## INSTRUCTION
Repeat each record exactly. Any picture gets left out.
——
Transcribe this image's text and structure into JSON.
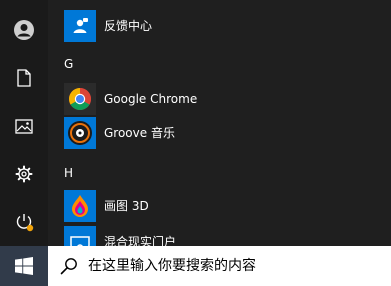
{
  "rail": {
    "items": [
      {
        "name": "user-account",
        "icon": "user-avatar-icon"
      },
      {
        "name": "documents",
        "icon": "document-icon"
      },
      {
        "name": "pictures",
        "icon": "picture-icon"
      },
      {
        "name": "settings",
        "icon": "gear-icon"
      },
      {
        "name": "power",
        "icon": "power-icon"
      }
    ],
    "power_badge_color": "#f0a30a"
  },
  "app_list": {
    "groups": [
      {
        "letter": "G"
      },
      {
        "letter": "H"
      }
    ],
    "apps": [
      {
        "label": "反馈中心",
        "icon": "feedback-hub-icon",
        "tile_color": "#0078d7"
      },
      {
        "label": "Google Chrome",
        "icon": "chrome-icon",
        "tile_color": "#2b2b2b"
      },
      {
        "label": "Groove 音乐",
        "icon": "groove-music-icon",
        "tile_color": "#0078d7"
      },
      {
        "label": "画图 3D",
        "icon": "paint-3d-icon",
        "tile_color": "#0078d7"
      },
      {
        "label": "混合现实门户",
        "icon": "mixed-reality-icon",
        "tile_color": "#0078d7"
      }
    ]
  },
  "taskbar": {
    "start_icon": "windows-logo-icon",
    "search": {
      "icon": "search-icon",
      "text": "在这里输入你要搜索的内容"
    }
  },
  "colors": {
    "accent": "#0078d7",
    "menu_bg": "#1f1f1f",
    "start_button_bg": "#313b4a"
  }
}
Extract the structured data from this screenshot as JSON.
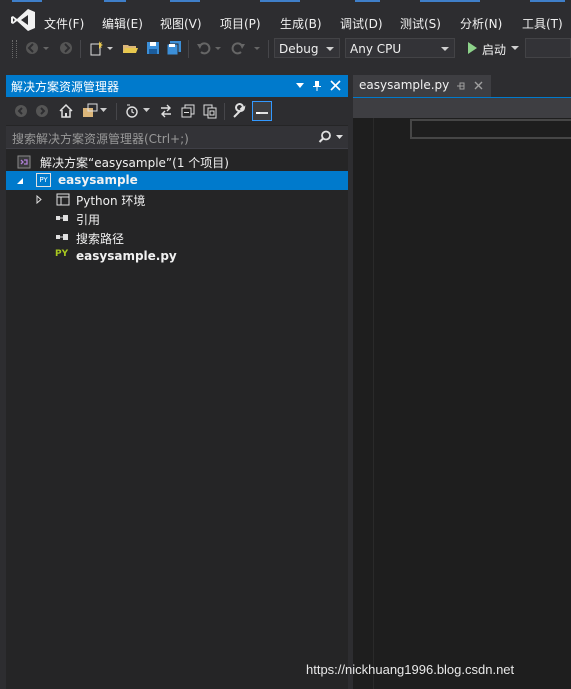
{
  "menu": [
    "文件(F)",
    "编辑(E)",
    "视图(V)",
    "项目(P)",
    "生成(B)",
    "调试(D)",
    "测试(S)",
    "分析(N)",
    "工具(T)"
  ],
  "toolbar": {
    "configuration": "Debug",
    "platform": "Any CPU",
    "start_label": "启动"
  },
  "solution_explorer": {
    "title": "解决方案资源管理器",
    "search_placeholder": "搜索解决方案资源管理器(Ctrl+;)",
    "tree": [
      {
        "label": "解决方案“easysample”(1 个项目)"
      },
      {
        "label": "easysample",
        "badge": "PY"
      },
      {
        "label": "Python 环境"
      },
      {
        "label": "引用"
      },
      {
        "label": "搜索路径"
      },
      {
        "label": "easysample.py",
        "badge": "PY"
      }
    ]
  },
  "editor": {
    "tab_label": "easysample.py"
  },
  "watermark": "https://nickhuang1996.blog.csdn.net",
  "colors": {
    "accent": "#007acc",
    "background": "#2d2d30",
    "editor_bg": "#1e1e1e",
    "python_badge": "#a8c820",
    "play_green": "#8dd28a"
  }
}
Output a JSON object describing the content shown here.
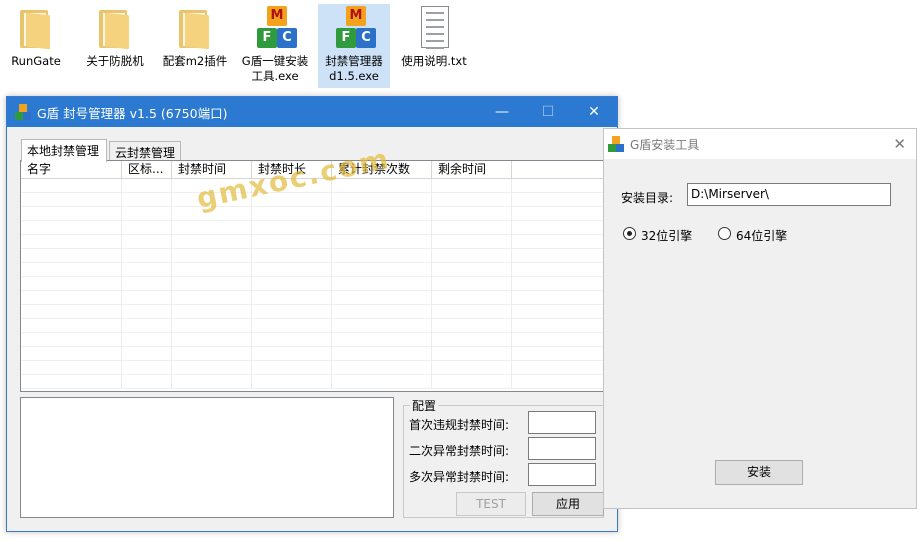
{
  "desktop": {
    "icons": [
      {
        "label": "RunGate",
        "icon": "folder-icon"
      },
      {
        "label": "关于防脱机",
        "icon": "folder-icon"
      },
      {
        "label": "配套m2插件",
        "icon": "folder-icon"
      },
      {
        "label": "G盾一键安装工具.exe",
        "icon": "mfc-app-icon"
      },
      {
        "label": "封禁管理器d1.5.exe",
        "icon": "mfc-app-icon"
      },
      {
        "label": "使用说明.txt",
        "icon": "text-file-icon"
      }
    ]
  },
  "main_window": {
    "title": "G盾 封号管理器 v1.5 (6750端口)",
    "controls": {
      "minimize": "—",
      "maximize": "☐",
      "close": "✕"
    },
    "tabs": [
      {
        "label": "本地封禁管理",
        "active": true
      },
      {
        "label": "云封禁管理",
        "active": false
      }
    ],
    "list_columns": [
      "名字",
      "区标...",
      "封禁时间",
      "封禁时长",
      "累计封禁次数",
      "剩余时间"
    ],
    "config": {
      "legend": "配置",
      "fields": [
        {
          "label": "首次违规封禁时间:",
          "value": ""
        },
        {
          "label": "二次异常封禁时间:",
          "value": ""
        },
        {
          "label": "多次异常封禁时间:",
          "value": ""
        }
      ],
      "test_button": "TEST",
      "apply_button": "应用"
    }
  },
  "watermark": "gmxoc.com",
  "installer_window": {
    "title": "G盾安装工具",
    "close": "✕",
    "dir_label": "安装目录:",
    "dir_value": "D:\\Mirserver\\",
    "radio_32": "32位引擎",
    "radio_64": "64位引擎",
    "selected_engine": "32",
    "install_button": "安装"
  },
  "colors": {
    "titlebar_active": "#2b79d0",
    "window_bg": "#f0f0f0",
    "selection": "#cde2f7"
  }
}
——
## ANSWER TO THIS PROBLEM
Transcribe this image's text and structure into JSON.
{
  "rail": {
    "items": [
      {
        "name": "user-account",
        "icon": "user-avatar-icon"
      },
      {
        "name": "documents",
        "icon": "document-icon"
      },
      {
        "name": "pictures",
        "icon": "picture-icon"
      },
      {
        "name": "settings",
        "icon": "gear-icon"
      },
      {
        "name": "power",
        "icon": "power-icon"
      }
    ],
    "power_badge_color": "#f0a30a"
  },
  "app_list": {
    "groups": [
      {
        "letter": "G"
      },
      {
        "letter": "H"
      }
    ],
    "apps": [
      {
        "label": "反馈中心",
        "icon": "feedback-hub-icon",
        "tile_color": "#0078d7"
      },
      {
        "label": "Google Chrome",
        "icon": "chrome-icon",
        "tile_color": "#2b2b2b"
      },
      {
        "label": "Groove 音乐",
        "icon": "groove-music-icon",
        "tile_color": "#0078d7"
      },
      {
        "label": "画图 3D",
        "icon": "paint-3d-icon",
        "tile_color": "#0078d7"
      },
      {
        "label": "混合现实门户",
        "icon": "mixed-reality-icon",
        "tile_color": "#0078d7"
      }
    ]
  },
  "taskbar": {
    "start_icon": "windows-logo-icon",
    "search": {
      "icon": "search-icon",
      "text": "在这里输入你要搜索的内容"
    }
  },
  "colors": {
    "accent": "#0078d7",
    "menu_bg": "#1f1f1f",
    "start_button_bg": "#313b4a"
  }
}
Extract the structured data from this screenshot as JSON.
{
  "menu": [
    "文件(F)",
    "编辑(E)",
    "视图(V)",
    "项目(P)",
    "生成(B)",
    "调试(D)",
    "测试(S)",
    "分析(N)",
    "工具(T)"
  ],
  "toolbar": {
    "configuration": "Debug",
    "platform": "Any CPU",
    "start_label": "启动"
  },
  "solution_explorer": {
    "title": "解决方案资源管理器",
    "search_placeholder": "搜索解决方案资源管理器(Ctrl+;)",
    "tree": [
      {
        "label": "解决方案“easysample”(1 个项目)"
      },
      {
        "label": "easysample",
        "badge": "PY"
      },
      {
        "label": "Python 环境"
      },
      {
        "label": "引用"
      },
      {
        "label": "搜索路径"
      },
      {
        "label": "easysample.py",
        "badge": "PY"
      }
    ]
  },
  "editor": {
    "tab_label": "easysample.py"
  },
  "watermark": "https://nickhuang1996.blog.csdn.net",
  "colors": {
    "accent": "#007acc",
    "background": "#2d2d30",
    "editor_bg": "#1e1e1e",
    "python_badge": "#a8c820",
    "play_green": "#8dd28a"
  }
}
Output a JSON object describing the content shown here.
{
  "desktop": {
    "icons": [
      {
        "label": "RunGate",
        "icon": "folder-icon"
      },
      {
        "label": "关于防脱机",
        "icon": "folder-icon"
      },
      {
        "label": "配套m2插件",
        "icon": "folder-icon"
      },
      {
        "label": "G盾一键安装工具.exe",
        "icon": "mfc-app-icon"
      },
      {
        "label": "封禁管理器d1.5.exe",
        "icon": "mfc-app-icon"
      },
      {
        "label": "使用说明.txt",
        "icon": "text-file-icon"
      }
    ]
  },
  "main_window": {
    "title": "G盾 封号管理器 v1.5 (6750端口)",
    "controls": {
      "minimize": "—",
      "maximize": "☐",
      "close": "✕"
    },
    "tabs": [
      {
        "label": "本地封禁管理",
        "active": true
      },
      {
        "label": "云封禁管理",
        "active": false
      }
    ],
    "list_columns": [
      "名字",
      "区标...",
      "封禁时间",
      "封禁时长",
      "累计封禁次数",
      "剩余时间"
    ],
    "config": {
      "legend": "配置",
      "fields": [
        {
          "label": "首次违规封禁时间:",
          "value": ""
        },
        {
          "label": "二次异常封禁时间:",
          "value": ""
        },
        {
          "label": "多次异常封禁时间:",
          "value": ""
        }
      ],
      "test_button": "TEST",
      "apply_button": "应用"
    }
  },
  "watermark": "gmxoc.com",
  "installer_window": {
    "title": "G盾安装工具",
    "close": "✕",
    "dir_label": "安装目录:",
    "dir_value": "D:\\Mirserver\\",
    "radio_32": "32位引擎",
    "radio_64": "64位引擎",
    "selected_engine": "32",
    "install_button": "安装"
  },
  "colors": {
    "titlebar_active": "#2b79d0",
    "window_bg": "#f0f0f0",
    "selection": "#cde2f7"
  }
}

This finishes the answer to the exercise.